Start of Excerpted records

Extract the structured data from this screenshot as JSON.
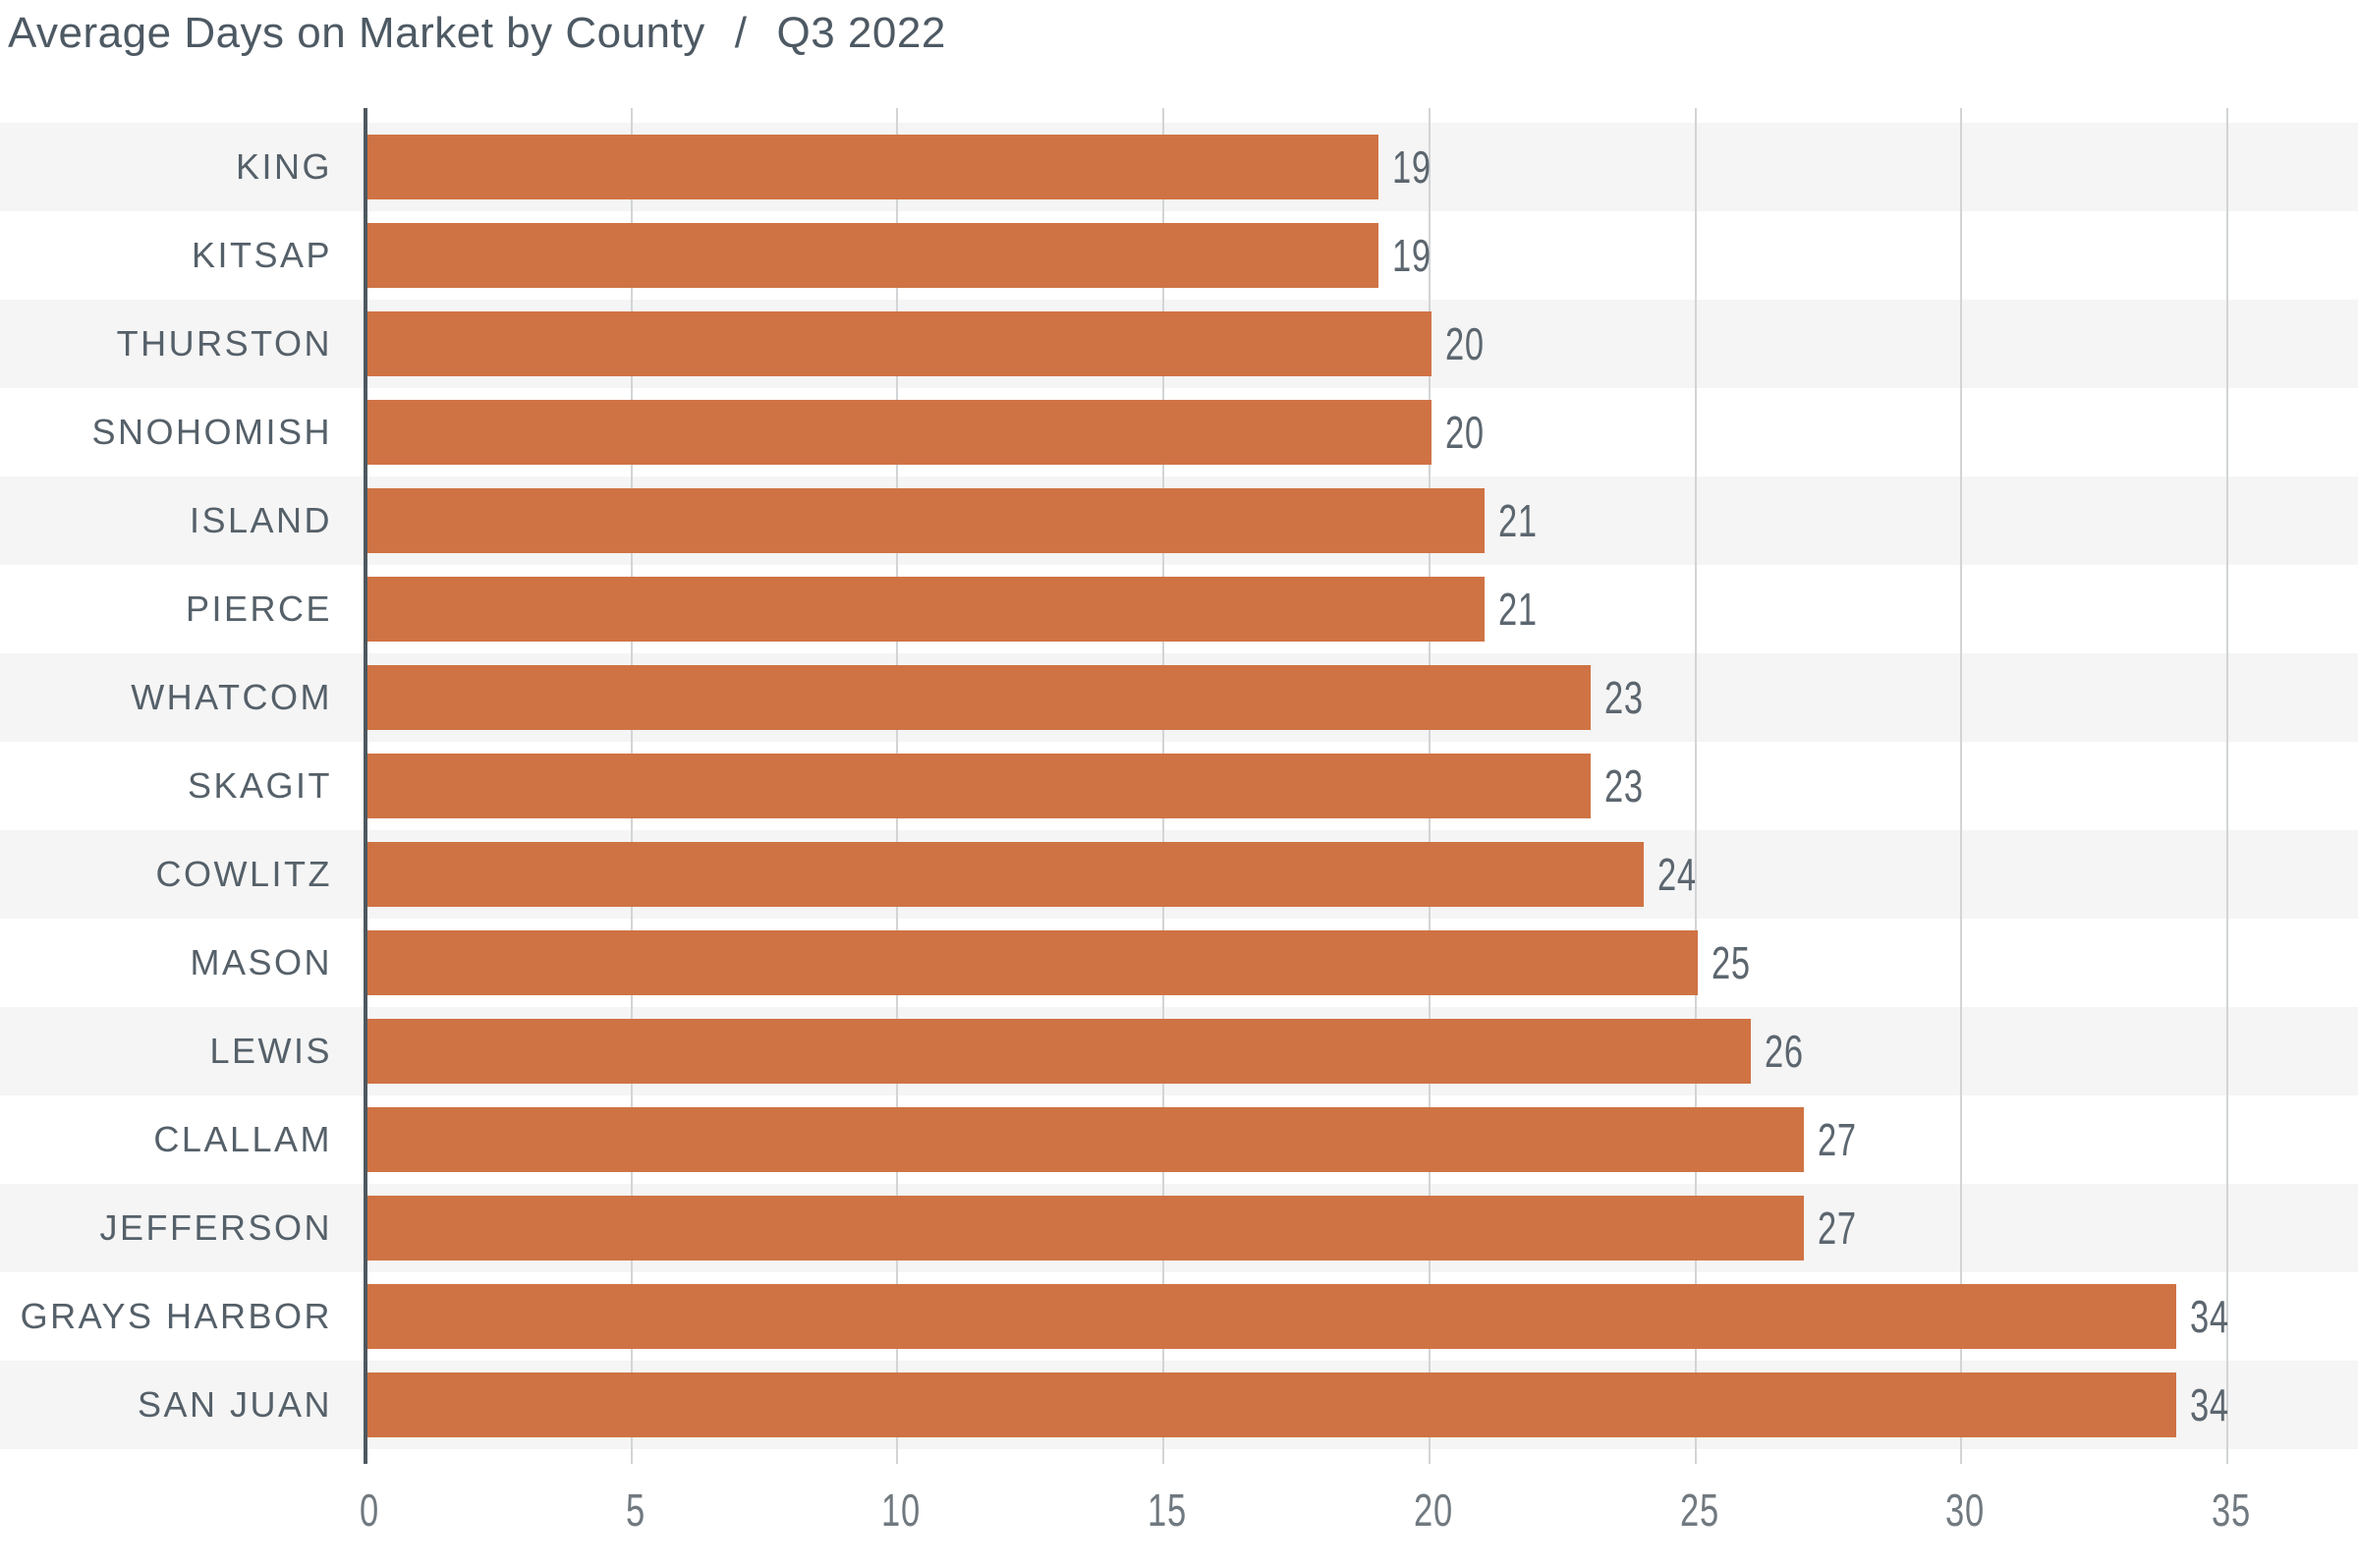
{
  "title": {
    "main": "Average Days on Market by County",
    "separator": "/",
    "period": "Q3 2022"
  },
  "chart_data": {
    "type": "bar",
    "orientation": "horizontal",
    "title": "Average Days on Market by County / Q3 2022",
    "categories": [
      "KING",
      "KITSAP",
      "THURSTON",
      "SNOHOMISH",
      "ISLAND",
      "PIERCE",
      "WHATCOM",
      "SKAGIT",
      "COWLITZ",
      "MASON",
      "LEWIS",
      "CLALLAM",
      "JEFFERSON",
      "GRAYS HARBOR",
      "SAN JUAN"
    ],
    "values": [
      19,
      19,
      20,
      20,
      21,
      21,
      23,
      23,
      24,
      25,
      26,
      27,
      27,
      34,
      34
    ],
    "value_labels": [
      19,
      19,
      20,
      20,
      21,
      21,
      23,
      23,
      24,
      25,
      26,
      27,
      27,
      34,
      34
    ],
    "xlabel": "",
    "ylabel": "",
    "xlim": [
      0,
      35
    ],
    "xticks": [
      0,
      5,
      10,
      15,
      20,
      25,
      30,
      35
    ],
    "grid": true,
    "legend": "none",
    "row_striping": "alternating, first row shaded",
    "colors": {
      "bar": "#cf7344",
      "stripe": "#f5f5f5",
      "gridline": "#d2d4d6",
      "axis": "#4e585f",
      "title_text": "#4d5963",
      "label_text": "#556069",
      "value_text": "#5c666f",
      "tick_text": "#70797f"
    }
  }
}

End of Excerpted records

**Short task**
Looking at the listing above, count the lines that contain "Average" and give nothing but the number.

**The completed task**
2